→ **What you should do**: Rewrite the rows below, starting at the line that contains "paragraph-chain-angles: Si vous" and ending at the line that contains "paragraph-eyelet-warning: Ne serrez". Replace every "figure-code" with "figure-id" and change nothing else.
-- begin Records for the task --
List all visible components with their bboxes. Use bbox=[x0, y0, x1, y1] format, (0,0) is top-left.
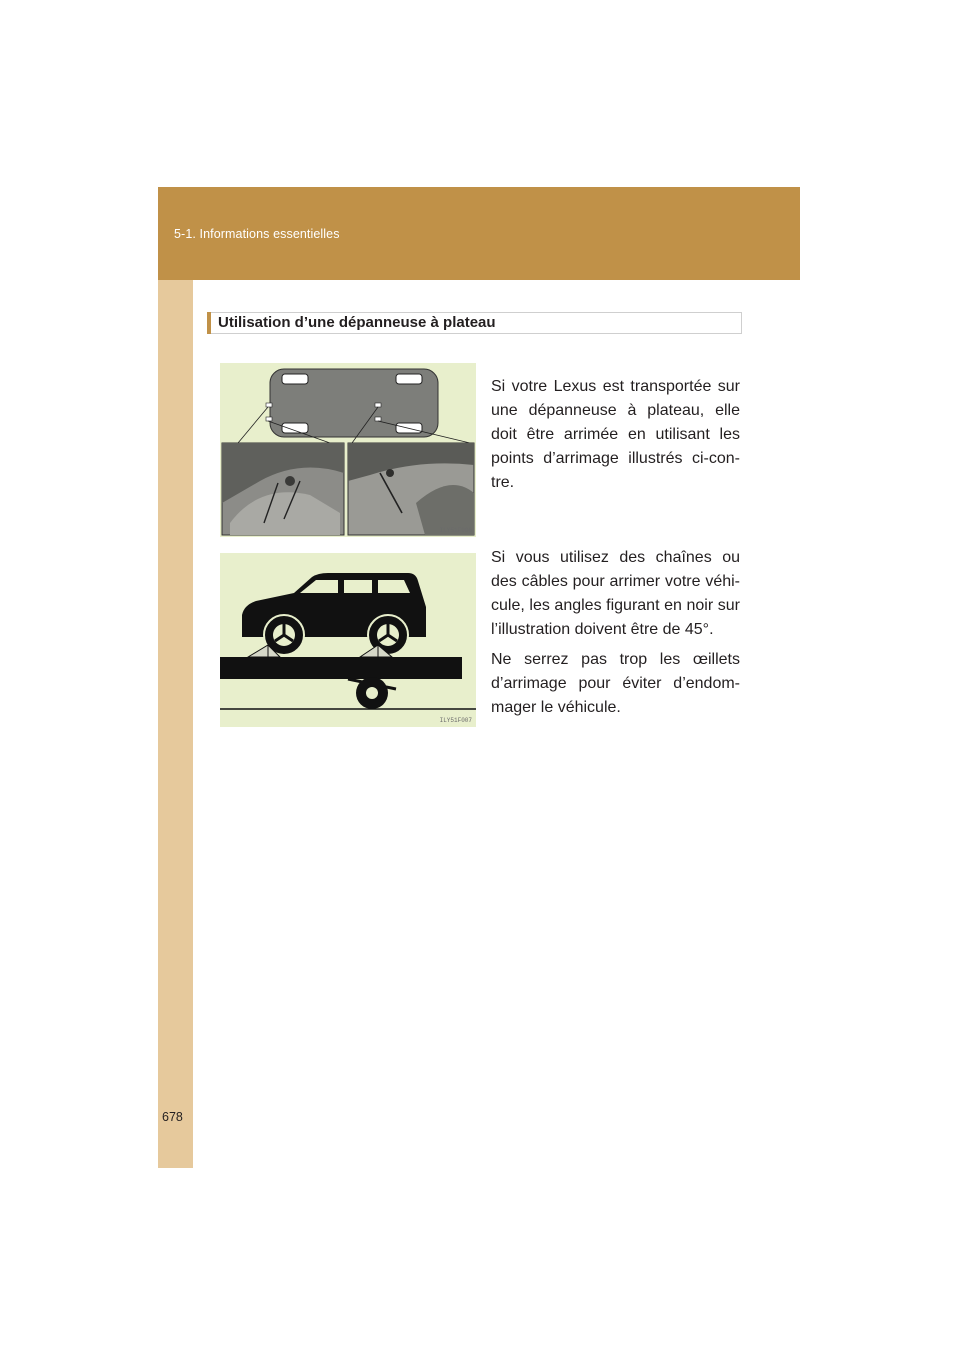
paragraph-chain-angles: Si vous utilisez des chaînes ou des câbles pour arrimer votre véhi-cule, les angles figurant en noir sur l’illustration doivent être de 45°. bbox=[491, 549, 740, 638]
figure-flatbed-angles bbox=[220, 553, 476, 727]
figure-code: ILY51F007 bbox=[439, 717, 472, 724]
figure-tie-down-points bbox=[220, 363, 476, 537]
tie-down-illustration bbox=[220, 363, 476, 537]
header-band bbox=[158, 187, 800, 280]
side-band bbox=[158, 280, 193, 1168]
figure-code: ILY51F006 bbox=[439, 527, 472, 534]
section-accent-bar bbox=[207, 312, 211, 334]
section-title: Utilisation d’une dépanneuse à plateau bbox=[218, 314, 496, 331]
paragraph-flatbed-intro: Si votre Lexus est transportée sur une dépanneuse à plateau, elle doit être arrimée en utilisant les points d’arrimage illustrés ci-con-tre. bbox=[491, 378, 740, 491]
flatbed-illustration bbox=[220, 553, 476, 727]
page-number: 678 bbox=[162, 1110, 183, 1124]
paragraph-eyelet-warning: Ne serrez pas trop les œillets d’arrimage pour éviter d’endom-mager le véhicule. bbox=[491, 651, 740, 716]
section-heading bbox=[207, 312, 742, 334]
chapter-title: 5-1. Informations essentielles bbox=[174, 227, 340, 241]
-- end Records for the task --
→ **Exercise output**:
paragraph-chain-angles: Si vous utilisez des chaînes ou des câbles pour arrimer votre véhi-cule, les angles figurant en noir sur l’illustration doivent être de 45°. bbox=[491, 549, 740, 638]
figure-flatbed-angles bbox=[220, 553, 476, 727]
figure-id: ILY51F007 bbox=[439, 717, 472, 724]
figure-tie-down-points bbox=[220, 363, 476, 537]
tie-down-illustration bbox=[220, 363, 476, 537]
header-band bbox=[158, 187, 800, 280]
side-band bbox=[158, 280, 193, 1168]
figure-id: ILY51F006 bbox=[439, 527, 472, 534]
section-accent-bar bbox=[207, 312, 211, 334]
section-title: Utilisation d’une dépanneuse à plateau bbox=[218, 314, 496, 331]
paragraph-flatbed-intro: Si votre Lexus est transportée sur une dépanneuse à plateau, elle doit être arrimée en utilisant les points d’arrimage illustrés ci-con-tre. bbox=[491, 378, 740, 491]
flatbed-illustration bbox=[220, 553, 476, 727]
page-number: 678 bbox=[162, 1110, 183, 1124]
paragraph-eyelet-warning: Ne serrez pas trop les œillets d’arrimage pour éviter d’endom-mager le véhicule. bbox=[491, 651, 740, 716]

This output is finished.